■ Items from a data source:

---+---

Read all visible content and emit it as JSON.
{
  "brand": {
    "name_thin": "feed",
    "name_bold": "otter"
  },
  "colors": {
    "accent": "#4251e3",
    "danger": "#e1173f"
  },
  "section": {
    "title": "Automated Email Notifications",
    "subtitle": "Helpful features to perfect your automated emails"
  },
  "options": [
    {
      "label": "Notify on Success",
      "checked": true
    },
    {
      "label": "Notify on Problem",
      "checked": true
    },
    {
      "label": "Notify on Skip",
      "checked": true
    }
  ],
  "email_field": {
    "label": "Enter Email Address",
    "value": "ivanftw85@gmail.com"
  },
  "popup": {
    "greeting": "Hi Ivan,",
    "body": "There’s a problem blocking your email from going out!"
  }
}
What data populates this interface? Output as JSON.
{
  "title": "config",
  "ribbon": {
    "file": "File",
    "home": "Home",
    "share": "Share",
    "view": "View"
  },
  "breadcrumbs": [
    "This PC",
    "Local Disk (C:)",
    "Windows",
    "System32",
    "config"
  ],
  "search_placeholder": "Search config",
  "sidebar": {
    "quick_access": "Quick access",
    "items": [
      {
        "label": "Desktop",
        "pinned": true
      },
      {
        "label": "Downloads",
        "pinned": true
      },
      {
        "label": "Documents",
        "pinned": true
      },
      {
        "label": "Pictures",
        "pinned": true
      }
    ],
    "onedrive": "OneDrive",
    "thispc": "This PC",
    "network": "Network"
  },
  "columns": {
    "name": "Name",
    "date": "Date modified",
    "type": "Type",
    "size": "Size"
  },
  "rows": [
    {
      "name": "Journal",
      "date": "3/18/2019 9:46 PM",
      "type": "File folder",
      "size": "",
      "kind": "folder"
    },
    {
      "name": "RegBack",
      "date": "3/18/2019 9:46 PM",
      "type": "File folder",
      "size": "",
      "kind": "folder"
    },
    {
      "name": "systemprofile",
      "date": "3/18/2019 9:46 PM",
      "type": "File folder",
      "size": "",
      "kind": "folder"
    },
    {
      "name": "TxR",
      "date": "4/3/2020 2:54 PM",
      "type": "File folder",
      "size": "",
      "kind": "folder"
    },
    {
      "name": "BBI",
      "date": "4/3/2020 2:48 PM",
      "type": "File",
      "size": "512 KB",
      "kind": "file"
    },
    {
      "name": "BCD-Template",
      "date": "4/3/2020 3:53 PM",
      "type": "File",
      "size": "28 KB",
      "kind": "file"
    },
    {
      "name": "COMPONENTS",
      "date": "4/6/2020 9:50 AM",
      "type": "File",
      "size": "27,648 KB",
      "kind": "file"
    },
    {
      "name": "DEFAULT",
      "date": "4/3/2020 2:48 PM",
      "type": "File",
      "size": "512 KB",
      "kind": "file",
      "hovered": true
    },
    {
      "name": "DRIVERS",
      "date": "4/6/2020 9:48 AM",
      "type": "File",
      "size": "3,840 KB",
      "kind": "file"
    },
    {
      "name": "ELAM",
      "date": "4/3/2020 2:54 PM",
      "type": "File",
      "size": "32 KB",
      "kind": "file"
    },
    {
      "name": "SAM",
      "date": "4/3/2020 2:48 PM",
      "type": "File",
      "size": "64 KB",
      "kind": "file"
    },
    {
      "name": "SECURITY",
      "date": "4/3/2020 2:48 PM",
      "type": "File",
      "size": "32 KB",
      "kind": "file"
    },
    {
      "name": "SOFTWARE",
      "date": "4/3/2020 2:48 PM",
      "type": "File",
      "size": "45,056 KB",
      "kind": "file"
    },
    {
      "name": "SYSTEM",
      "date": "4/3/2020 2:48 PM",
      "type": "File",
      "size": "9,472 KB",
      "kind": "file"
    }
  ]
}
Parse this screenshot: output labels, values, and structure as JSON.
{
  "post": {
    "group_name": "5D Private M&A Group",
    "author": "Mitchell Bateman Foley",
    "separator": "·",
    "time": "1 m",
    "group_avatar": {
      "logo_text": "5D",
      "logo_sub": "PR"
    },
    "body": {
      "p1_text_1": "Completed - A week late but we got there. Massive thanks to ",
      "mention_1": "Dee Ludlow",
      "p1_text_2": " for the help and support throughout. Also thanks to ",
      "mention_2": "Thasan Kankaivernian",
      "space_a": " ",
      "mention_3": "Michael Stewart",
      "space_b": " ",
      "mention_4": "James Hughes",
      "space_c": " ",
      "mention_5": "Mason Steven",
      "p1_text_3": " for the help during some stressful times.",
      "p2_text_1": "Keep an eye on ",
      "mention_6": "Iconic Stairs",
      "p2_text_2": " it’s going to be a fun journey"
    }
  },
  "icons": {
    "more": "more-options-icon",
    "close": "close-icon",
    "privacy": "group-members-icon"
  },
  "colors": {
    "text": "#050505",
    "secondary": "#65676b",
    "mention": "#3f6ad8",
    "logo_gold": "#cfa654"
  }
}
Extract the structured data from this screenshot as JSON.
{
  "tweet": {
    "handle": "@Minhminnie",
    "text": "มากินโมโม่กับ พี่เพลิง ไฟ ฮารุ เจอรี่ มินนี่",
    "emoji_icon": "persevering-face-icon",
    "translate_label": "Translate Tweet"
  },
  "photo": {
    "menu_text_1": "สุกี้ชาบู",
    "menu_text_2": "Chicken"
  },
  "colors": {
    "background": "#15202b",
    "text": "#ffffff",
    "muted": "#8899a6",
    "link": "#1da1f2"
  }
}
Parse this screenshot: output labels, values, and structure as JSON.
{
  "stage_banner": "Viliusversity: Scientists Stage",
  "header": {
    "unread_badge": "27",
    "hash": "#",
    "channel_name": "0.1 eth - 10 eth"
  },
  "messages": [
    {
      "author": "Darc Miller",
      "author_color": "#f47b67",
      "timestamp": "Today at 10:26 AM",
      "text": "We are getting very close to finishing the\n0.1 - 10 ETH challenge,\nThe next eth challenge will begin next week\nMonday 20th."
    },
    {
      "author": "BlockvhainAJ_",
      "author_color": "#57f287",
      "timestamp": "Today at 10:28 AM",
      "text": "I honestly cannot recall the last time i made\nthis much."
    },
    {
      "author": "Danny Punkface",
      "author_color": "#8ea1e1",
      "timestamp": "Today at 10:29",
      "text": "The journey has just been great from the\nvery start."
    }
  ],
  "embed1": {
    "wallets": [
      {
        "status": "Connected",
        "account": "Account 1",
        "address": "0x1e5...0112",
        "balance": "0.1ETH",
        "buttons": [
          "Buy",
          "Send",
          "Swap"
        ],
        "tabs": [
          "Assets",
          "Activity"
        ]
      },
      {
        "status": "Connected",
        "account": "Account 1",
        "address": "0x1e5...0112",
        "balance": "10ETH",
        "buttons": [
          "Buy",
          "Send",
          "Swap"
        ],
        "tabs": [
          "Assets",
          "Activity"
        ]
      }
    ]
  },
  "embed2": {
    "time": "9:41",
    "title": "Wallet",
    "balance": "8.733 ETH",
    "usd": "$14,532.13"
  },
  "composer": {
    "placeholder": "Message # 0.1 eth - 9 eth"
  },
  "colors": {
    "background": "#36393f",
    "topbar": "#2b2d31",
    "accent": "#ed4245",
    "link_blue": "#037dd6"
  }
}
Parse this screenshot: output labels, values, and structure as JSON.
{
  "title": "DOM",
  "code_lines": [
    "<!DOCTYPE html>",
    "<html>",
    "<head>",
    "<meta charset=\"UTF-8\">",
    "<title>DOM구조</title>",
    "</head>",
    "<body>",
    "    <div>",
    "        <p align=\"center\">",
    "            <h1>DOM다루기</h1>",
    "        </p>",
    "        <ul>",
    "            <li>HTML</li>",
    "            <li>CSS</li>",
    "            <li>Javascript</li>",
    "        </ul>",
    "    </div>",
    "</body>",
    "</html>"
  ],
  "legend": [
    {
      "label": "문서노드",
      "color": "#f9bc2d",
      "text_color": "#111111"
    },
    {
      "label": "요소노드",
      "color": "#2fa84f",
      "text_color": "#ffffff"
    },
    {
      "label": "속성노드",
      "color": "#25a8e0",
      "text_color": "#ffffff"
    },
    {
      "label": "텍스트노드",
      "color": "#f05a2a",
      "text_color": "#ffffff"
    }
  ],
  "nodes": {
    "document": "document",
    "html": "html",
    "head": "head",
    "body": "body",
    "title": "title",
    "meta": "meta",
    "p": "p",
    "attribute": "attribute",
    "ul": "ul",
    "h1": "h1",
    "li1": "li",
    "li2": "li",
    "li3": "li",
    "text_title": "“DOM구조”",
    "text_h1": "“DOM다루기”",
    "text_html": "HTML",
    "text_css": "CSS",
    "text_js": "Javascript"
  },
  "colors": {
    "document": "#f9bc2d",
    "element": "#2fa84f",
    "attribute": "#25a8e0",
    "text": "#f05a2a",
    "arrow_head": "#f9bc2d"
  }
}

---+---

How many lines of the data contain the word "Javascript"? Answer with the number alone.

2